»»

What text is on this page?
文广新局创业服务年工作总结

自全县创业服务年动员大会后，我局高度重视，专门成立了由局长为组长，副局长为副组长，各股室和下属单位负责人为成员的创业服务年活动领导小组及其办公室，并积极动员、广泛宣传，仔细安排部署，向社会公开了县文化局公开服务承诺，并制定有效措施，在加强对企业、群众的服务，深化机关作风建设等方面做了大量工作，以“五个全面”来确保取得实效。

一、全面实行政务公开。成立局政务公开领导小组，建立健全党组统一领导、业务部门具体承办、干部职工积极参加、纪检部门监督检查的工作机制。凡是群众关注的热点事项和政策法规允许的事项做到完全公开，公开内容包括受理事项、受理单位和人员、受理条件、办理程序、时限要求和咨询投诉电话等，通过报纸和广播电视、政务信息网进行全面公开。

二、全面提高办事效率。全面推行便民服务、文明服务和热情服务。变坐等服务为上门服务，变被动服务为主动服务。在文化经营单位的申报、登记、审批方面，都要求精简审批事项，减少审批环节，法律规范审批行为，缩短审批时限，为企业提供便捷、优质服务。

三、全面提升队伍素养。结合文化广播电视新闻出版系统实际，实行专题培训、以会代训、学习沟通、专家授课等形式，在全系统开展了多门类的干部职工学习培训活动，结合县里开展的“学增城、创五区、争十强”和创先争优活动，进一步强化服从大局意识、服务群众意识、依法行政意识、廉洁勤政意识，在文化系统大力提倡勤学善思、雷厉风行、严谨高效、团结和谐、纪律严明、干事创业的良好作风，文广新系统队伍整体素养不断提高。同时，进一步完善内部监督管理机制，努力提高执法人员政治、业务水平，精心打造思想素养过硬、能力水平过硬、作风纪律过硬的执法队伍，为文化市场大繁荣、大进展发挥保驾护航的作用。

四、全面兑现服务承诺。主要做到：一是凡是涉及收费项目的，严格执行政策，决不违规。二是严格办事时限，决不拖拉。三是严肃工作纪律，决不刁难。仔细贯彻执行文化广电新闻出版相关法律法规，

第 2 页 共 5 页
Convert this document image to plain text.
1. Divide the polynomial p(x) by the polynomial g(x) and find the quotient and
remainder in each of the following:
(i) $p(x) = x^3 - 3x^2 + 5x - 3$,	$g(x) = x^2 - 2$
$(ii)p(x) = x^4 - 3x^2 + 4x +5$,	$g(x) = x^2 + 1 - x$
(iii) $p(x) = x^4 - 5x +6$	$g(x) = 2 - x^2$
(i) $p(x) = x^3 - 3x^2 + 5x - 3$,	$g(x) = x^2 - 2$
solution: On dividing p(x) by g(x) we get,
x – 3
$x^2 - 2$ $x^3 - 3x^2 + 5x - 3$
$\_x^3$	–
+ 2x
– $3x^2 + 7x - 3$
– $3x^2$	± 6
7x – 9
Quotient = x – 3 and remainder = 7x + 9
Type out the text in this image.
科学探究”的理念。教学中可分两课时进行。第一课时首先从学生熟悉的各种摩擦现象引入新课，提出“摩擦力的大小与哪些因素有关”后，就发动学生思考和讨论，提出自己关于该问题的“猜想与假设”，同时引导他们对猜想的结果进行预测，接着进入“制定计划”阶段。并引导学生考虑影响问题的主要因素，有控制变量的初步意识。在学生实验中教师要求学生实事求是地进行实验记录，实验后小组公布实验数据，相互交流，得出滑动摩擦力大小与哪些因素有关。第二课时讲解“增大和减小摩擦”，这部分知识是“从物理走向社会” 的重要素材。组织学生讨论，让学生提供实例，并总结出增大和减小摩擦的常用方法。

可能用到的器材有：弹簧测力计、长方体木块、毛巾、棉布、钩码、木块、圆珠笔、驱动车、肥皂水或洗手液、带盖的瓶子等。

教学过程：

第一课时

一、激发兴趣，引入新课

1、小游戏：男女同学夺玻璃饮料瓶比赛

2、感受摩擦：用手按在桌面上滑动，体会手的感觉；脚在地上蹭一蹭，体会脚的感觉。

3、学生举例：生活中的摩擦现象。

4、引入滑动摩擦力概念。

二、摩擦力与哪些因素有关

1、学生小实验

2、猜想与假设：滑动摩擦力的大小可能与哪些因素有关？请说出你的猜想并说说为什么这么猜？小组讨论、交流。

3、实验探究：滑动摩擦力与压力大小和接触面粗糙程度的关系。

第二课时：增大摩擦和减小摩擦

««

▶ Directions for this task
Determine how many lines of the data contain the word "text", and reply with that number only.

▶ Written reply
3